WHAT YOU ARE ASKED TO DO:
Filter the entries below, keeping only lines with the word "Parallels".

RECORD SET:
┌──
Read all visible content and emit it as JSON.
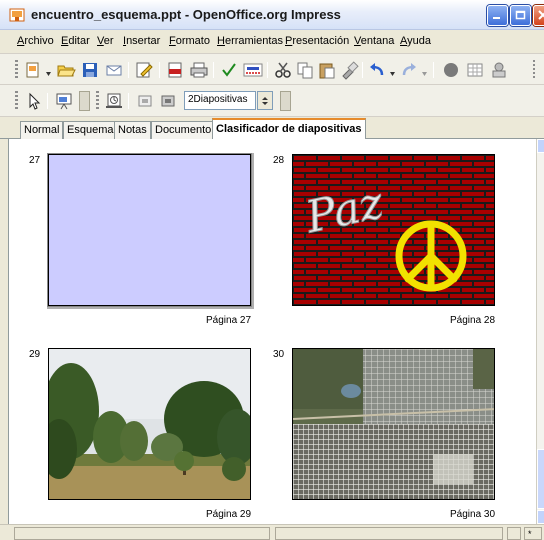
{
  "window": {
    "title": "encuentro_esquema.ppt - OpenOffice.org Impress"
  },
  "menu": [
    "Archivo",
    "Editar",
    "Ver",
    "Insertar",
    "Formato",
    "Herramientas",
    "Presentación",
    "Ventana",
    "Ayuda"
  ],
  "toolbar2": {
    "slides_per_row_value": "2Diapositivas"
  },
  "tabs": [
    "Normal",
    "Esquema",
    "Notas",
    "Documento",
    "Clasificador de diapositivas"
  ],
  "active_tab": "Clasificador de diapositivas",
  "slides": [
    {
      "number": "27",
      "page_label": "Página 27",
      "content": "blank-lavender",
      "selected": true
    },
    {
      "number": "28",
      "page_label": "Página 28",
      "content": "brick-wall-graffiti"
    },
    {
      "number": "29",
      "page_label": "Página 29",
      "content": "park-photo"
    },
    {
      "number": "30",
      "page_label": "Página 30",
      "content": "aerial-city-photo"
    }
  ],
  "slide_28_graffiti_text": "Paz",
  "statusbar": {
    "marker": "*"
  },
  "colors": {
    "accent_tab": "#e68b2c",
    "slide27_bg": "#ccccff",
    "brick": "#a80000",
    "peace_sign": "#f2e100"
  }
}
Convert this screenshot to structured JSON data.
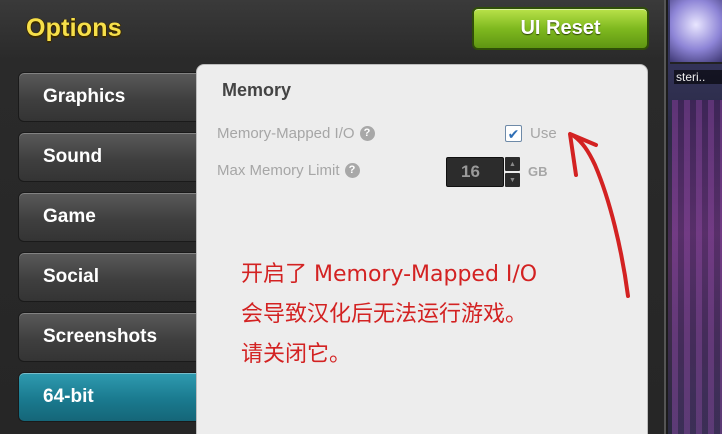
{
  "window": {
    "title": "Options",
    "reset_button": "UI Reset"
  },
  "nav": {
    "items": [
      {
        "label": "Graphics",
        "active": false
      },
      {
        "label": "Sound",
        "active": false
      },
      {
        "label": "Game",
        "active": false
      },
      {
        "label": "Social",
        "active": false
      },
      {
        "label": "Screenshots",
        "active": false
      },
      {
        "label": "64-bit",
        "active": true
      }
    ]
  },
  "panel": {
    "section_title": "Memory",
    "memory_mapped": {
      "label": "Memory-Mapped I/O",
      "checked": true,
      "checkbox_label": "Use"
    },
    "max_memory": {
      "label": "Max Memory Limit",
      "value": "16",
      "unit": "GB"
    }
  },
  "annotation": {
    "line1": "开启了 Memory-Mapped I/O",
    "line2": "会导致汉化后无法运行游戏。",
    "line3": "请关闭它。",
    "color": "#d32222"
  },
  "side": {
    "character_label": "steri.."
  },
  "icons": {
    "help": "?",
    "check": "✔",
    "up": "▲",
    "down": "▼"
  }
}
└──
┌──
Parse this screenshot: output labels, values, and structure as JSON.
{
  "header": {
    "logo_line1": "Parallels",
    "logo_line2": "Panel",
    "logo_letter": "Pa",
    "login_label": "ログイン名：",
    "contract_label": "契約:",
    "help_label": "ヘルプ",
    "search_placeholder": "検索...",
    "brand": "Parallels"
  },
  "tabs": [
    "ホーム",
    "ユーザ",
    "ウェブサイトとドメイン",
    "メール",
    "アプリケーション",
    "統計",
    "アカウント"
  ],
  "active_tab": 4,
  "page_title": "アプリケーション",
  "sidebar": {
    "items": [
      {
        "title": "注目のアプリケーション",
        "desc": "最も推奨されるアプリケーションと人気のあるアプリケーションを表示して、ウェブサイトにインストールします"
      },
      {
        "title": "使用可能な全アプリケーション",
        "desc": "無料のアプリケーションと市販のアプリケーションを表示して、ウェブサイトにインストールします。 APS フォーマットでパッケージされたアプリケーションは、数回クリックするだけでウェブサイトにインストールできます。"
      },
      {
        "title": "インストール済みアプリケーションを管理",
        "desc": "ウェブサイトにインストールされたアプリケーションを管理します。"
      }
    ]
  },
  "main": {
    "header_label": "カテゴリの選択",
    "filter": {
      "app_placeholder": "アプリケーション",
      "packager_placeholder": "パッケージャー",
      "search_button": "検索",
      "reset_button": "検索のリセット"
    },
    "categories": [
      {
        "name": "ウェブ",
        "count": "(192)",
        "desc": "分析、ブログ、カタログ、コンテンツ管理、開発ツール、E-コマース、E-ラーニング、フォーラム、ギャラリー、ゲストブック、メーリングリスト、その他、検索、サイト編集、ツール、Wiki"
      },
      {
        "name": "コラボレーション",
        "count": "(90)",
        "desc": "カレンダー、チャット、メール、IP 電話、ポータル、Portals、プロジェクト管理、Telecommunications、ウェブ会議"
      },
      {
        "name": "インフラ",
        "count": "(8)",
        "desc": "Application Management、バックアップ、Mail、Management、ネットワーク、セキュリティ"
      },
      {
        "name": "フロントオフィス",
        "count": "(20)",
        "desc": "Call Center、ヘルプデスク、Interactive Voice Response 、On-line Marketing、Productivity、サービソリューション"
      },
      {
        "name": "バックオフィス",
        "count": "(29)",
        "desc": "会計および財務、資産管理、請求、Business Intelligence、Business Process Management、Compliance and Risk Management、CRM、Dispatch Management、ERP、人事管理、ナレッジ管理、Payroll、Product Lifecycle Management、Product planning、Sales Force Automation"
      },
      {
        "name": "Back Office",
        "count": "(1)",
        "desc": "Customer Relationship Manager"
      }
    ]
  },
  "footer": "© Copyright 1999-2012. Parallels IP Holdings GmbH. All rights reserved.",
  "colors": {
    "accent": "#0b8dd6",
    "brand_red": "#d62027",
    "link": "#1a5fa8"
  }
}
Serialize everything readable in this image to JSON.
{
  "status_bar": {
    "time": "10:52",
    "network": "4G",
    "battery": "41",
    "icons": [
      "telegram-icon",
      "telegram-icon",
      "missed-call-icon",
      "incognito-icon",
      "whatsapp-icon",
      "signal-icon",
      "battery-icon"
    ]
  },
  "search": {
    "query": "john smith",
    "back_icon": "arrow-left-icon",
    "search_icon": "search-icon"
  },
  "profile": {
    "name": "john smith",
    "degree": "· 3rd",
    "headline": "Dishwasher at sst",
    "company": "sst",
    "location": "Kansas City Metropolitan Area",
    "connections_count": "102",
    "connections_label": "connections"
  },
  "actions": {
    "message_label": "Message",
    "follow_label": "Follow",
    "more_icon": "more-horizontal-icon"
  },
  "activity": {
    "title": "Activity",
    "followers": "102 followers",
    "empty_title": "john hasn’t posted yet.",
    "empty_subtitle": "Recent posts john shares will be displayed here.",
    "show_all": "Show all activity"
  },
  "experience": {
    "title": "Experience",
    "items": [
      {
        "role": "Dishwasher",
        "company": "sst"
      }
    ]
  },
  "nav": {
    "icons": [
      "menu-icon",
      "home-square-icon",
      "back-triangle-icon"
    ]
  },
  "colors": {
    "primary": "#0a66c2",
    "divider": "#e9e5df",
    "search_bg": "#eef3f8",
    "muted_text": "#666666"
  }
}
└──
ANSWER TO THIS PROBLEM:
    "logo_line1": "Parallels",
    "brand": "Parallels"
  "footer": "© Copyright 1999-2012. Parallels IP Holdings GmbH. All rights reserved.",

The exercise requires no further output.